[Start The records]
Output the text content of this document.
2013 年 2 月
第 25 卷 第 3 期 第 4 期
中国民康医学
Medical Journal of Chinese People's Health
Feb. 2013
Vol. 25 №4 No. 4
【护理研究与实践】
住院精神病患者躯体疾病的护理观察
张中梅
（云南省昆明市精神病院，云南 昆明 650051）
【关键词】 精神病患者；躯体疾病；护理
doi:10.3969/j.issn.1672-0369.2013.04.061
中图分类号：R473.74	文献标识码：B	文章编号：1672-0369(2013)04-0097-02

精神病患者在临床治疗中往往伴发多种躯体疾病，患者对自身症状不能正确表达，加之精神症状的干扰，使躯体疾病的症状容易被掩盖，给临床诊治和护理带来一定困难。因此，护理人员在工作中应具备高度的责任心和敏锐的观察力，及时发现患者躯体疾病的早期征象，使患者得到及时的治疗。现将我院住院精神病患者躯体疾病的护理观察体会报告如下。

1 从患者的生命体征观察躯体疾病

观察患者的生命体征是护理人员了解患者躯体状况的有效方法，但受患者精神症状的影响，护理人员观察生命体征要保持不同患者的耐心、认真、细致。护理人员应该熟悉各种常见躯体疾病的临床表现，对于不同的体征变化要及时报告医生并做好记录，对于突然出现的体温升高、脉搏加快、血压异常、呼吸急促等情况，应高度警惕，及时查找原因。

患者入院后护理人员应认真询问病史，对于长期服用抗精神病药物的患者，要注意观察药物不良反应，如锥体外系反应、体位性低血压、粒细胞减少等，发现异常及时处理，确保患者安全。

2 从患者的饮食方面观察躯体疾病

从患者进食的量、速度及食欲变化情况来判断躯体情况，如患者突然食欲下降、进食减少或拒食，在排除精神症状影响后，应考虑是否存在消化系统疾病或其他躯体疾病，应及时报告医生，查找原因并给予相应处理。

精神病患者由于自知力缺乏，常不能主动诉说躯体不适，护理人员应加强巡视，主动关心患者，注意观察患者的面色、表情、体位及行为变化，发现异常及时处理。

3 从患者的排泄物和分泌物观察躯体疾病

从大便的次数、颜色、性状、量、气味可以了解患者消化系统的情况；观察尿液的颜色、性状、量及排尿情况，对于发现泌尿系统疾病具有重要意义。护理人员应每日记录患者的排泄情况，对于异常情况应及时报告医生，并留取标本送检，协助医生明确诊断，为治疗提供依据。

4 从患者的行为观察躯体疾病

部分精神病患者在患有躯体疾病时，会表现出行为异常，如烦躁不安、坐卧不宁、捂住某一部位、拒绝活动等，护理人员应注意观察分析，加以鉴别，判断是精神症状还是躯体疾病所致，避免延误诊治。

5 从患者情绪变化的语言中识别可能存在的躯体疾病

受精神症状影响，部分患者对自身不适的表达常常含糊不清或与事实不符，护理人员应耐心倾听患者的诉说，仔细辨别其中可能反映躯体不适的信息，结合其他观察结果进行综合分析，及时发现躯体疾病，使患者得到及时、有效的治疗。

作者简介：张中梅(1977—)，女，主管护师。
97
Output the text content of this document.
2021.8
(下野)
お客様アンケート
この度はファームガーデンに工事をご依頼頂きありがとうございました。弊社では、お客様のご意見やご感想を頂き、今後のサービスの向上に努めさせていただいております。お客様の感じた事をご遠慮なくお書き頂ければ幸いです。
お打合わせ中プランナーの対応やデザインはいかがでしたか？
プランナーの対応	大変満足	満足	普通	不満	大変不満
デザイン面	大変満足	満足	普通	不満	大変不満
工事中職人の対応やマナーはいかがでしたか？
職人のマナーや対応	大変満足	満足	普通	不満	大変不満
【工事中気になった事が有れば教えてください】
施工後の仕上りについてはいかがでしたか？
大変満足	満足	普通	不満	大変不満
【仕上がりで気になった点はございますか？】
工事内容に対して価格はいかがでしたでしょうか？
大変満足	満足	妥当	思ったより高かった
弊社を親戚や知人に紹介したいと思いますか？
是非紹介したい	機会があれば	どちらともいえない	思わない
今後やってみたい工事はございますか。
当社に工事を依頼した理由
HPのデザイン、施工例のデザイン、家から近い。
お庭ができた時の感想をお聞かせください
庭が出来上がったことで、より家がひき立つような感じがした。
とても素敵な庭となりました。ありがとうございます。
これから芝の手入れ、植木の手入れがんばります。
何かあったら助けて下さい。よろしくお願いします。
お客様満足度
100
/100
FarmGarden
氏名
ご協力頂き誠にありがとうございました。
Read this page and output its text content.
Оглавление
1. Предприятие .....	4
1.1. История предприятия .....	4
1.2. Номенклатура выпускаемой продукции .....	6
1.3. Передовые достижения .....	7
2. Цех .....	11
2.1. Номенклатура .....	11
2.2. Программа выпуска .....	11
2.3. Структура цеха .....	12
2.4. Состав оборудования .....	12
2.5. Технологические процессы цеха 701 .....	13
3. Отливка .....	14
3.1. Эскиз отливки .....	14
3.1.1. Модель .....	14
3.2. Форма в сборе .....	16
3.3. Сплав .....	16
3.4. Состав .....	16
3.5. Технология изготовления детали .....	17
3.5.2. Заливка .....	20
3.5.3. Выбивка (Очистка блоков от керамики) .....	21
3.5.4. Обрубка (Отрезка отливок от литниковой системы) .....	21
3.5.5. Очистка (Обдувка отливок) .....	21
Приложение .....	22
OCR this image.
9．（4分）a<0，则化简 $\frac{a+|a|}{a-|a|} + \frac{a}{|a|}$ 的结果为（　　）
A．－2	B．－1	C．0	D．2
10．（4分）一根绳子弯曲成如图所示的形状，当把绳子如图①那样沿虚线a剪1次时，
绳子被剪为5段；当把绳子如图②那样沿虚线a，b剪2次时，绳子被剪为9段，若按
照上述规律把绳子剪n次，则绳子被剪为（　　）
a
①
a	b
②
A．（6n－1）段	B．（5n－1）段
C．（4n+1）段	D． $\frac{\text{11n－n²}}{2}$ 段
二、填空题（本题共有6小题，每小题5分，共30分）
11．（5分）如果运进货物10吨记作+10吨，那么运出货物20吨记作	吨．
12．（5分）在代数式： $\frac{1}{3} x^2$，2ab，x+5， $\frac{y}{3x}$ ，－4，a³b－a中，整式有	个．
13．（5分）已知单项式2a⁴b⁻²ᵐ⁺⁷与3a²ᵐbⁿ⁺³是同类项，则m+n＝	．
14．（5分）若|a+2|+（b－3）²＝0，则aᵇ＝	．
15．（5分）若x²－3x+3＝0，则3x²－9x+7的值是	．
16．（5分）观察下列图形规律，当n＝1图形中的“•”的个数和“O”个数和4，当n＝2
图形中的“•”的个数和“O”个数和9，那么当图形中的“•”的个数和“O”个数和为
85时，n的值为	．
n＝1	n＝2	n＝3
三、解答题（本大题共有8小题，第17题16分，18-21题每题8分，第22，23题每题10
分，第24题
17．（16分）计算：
[End The records]
__Set problem__
Write out the records above again, keeping each one identical to the original.

__Problem solution__
Output the text content of this document.
2013 年 2 月
第 25 卷 第 3 期 第 4 期
中国民康医学
Medical Journal of Chinese People's Health
Feb. 2013
Vol. 25 №4 No. 4
【护理研究与实践】
住院精神病患者躯体疾病的护理观察
张中梅
（云南省昆明市精神病院，云南 昆明 650051）
【关键词】 精神病患者；躯体疾病；护理
doi:10.3969/j.issn.1672-0369.2013.04.061
中图分类号：R473.74	文献标识码：B	文章编号：1672-0369(2013)04-0097-02

精神病患者在临床治疗中往往伴发多种躯体疾病，患者对自身症状不能正确表达，加之精神症状的干扰，使躯体疾病的症状容易被掩盖，给临床诊治和护理带来一定困难。因此，护理人员在工作中应具备高度的责任心和敏锐的观察力，及时发现患者躯体疾病的早期征象，使患者得到及时的治疗。现将我院住院精神病患者躯体疾病的护理观察体会报告如下。

1 从患者的生命体征观察躯体疾病

观察患者的生命体征是护理人员了解患者躯体状况的有效方法，但受患者精神症状的影响，护理人员观察生命体征要保持不同患者的耐心、认真、细致。护理人员应该熟悉各种常见躯体疾病的临床表现，对于不同的体征变化要及时报告医生并做好记录，对于突然出现的体温升高、脉搏加快、血压异常、呼吸急促等情况，应高度警惕，及时查找原因。

患者入院后护理人员应认真询问病史，对于长期服用抗精神病药物的患者，要注意观察药物不良反应，如锥体外系反应、体位性低血压、粒细胞减少等，发现异常及时处理，确保患者安全。

2 从患者的饮食方面观察躯体疾病

从患者进食的量、速度及食欲变化情况来判断躯体情况，如患者突然食欲下降、进食减少或拒食，在排除精神症状影响后，应考虑是否存在消化系统疾病或其他躯体疾病，应及时报告医生，查找原因并给予相应处理。

精神病患者由于自知力缺乏，常不能主动诉说躯体不适，护理人员应加强巡视，主动关心患者，注意观察患者的面色、表情、体位及行为变化，发现异常及时处理。

3 从患者的排泄物和分泌物观察躯体疾病

从大便的次数、颜色、性状、量、气味可以了解患者消化系统的情况；观察尿液的颜色、性状、量及排尿情况，对于发现泌尿系统疾病具有重要意义。护理人员应每日记录患者的排泄情况，对于异常情况应及时报告医生，并留取标本送检，协助医生明确诊断，为治疗提供依据。

4 从患者的行为观察躯体疾病

部分精神病患者在患有躯体疾病时，会表现出行为异常，如烦躁不安、坐卧不宁、捂住某一部位、拒绝活动等，护理人员应注意观察分析，加以鉴别，判断是精神症状还是躯体疾病所致，避免延误诊治。

5 从患者情绪变化的语言中识别可能存在的躯体疾病

受精神症状影响，部分患者对自身不适的表达常常含糊不清或与事实不符，护理人员应耐心倾听患者的诉说，仔细辨别其中可能反映躯体不适的信息，结合其他观察结果进行综合分析，及时发现躯体疾病，使患者得到及时、有效的治疗。

作者简介：张中梅(1977—)，女，主管护师。
97
Output the text content of this document.
2021.8
(下野)
お客様アンケート
この度はファームガーデンに工事をご依頼頂きありがとうございました。弊社では、お客様のご意見やご感想を頂き、今後のサービスの向上に努めさせていただいております。お客様の感じた事をご遠慮なくお書き頂ければ幸いです。
お打合わせ中プランナーの対応やデザインはいかがでしたか？
プランナーの対応	大変満足	満足	普通	不満	大変不満
デザイン面	大変満足	満足	普通	不満	大変不満
工事中職人の対応やマナーはいかがでしたか？
職人のマナーや対応	大変満足	満足	普通	不満	大変不満
【工事中気になった事が有れば教えてください】
施工後の仕上りについてはいかがでしたか？
大変満足	満足	普通	不満	大変不満
【仕上がりで気になった点はございますか？】
工事内容に対して価格はいかがでしたでしょうか？
大変満足	満足	妥当	思ったより高かった
弊社を親戚や知人に紹介したいと思いますか？
是非紹介したい	機会があれば	どちらともいえない	思わない
今後やってみたい工事はございますか。
当社に工事を依頼した理由
HPのデザイン、施工例のデザイン、家から近い。
お庭ができた時の感想をお聞かせください
庭が出来上がったことで、より家がひき立つような感じがした。
とても素敵な庭となりました。ありがとうございます。
これから芝の手入れ、植木の手入れがんばります。
何かあったら助けて下さい。よろしくお願いします。
お客様満足度
100
/100
FarmGarden
氏名
ご協力頂き誠にありがとうございました。
Read this page and output its text content.
Оглавление
1. Предприятие .....	4
1.1. История предприятия .....	4
1.2. Номенклатура выпускаемой продукции .....	6
1.3. Передовые достижения .....	7
2. Цех .....	11
2.1. Номенклатура .....	11
2.2. Программа выпуска .....	11
2.3. Структура цеха .....	12
2.4. Состав оборудования .....	12
2.5. Технологические процессы цеха 701 .....	13
3. Отливка .....	14
3.1. Эскиз отливки .....	14
3.1.1. Модель .....	14
3.2. Форма в сборе .....	16
3.3. Сплав .....	16
3.4. Состав .....	16
3.5. Технология изготовления детали .....	17
3.5.2. Заливка .....	20
3.5.3. Выбивка (Очистка блоков от керамики) .....	21
3.5.4. Обрубка (Отрезка отливок от литниковой системы) .....	21
3.5.5. Очистка (Обдувка отливок) .....	21
Приложение .....	22
OCR this image.
9．（4分）a<0，则化简 $\frac{a+|a|}{a-|a|} + \frac{a}{|a|}$ 的结果为（　　）
A．－2	B．－1	C．0	D．2
10．（4分）一根绳子弯曲成如图所示的形状，当把绳子如图①那样沿虚线a剪1次时，
绳子被剪为5段；当把绳子如图②那样沿虚线a，b剪2次时，绳子被剪为9段，若按
照上述规律把绳子剪n次，则绳子被剪为（　　）
a
①
a	b
②
A．（6n－1）段	B．（5n－1）段
C．（4n+1）段	D． $\frac{\text{11n－n²}}{2}$ 段
二、填空题（本题共有6小题，每小题5分，共30分）
11．（5分）如果运进货物10吨记作+10吨，那么运出货物20吨记作	吨．
12．（5分）在代数式： $\frac{1}{3} x^2$，2ab，x+5， $\frac{y}{3x}$ ，－4，a³b－a中，整式有	个．
13．（5分）已知单项式2a⁴b⁻²ᵐ⁺⁷与3a²ᵐbⁿ⁺³是同类项，则m+n＝	．
14．（5分）若|a+2|+（b－3）²＝0，则aᵇ＝	．
15．（5分）若x²－3x+3＝0，则3x²－9x+7的值是	．
16．（5分）观察下列图形规律，当n＝1图形中的“•”的个数和“O”个数和4，当n＝2
图形中的“•”的个数和“O”个数和9，那么当图形中的“•”的个数和“O”个数和为
85时，n的值为	．
n＝1	n＝2	n＝3
三、解答题（本大题共有8小题，第17题16分，18-21题每题8分，第22，23题每题10
分，第24题
17．（16分）计算：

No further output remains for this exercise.